* DESCRIPTION OF THE TASK:
State only the count of lines in the listing below that hold "this".

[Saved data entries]
• • • • •
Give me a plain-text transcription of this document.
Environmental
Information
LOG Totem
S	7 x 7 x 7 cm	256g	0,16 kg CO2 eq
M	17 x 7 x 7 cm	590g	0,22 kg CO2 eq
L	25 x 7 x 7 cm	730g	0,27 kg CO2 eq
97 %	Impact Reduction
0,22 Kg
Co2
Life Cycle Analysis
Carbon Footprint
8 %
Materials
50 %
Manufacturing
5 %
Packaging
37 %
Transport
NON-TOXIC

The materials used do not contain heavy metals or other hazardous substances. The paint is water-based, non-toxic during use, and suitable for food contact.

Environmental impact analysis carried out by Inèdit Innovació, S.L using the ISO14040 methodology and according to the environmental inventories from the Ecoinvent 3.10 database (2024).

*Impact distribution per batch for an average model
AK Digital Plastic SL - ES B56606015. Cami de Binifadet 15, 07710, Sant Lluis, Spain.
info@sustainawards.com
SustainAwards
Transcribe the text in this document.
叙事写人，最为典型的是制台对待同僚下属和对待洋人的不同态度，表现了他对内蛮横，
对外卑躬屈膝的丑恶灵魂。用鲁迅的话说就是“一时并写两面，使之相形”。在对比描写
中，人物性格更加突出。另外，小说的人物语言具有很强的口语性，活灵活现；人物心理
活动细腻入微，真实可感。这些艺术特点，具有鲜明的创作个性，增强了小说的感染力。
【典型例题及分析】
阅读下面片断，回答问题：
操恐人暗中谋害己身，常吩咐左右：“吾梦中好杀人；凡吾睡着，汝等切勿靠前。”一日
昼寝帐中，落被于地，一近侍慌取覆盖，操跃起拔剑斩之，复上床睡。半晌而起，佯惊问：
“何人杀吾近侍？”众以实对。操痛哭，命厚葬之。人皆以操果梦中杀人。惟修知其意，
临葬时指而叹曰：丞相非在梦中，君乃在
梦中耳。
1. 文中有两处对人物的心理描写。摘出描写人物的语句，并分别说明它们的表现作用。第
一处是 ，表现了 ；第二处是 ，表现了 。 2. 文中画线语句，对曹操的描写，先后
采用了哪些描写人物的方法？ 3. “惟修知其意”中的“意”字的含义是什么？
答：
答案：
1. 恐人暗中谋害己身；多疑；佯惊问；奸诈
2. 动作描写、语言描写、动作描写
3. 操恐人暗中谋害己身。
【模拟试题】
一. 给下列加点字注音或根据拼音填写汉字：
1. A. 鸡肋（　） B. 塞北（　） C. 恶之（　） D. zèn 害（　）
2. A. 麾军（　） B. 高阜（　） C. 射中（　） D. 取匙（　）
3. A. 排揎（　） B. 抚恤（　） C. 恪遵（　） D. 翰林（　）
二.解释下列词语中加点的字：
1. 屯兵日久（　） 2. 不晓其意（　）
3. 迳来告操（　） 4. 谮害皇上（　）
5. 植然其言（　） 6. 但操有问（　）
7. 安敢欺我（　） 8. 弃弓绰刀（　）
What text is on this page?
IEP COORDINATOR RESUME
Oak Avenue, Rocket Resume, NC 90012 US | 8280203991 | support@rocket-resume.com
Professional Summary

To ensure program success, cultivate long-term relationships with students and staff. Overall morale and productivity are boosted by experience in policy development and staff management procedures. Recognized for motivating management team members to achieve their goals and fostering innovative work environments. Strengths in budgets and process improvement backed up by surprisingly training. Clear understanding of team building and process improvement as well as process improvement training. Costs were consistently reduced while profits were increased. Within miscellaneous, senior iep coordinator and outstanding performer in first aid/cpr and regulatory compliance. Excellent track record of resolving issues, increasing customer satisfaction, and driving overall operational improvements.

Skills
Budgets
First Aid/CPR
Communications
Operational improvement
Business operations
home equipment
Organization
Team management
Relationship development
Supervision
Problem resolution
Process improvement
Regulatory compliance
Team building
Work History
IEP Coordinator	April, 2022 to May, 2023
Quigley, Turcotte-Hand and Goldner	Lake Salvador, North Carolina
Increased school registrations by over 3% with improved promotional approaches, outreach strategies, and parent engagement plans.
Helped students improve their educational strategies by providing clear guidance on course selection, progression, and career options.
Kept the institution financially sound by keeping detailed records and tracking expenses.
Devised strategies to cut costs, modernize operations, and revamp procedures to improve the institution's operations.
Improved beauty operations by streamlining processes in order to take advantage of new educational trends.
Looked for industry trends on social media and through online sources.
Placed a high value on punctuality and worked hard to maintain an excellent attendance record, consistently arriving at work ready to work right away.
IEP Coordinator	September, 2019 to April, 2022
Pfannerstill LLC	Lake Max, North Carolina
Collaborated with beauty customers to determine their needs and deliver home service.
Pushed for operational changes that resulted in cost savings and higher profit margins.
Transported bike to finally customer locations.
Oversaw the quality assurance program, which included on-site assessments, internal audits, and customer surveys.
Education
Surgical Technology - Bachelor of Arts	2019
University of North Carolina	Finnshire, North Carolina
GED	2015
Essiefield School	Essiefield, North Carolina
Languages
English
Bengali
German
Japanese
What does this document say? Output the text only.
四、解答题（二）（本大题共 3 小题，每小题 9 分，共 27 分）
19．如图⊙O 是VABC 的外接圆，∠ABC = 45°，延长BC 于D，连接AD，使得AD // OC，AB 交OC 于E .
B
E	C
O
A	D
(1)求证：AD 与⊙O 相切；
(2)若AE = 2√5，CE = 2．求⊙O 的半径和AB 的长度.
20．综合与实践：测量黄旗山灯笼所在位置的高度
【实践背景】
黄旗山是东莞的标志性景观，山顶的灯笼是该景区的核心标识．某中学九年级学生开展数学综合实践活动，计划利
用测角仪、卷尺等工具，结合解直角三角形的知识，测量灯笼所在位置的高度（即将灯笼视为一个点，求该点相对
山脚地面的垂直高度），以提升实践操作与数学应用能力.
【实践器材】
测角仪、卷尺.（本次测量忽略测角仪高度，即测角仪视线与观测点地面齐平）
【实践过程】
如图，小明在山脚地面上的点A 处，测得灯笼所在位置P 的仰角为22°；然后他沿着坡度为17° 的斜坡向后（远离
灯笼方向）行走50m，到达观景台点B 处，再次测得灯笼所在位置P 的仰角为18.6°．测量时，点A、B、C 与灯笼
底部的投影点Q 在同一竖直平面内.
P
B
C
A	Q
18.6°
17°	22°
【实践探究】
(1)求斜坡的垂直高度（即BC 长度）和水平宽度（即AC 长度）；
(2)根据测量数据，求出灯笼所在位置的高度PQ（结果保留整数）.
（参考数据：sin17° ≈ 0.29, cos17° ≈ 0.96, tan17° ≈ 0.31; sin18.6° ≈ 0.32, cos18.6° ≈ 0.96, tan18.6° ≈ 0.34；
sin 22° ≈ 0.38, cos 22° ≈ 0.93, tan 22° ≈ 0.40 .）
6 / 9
• • • • •
* WORKED SOLUTION:
4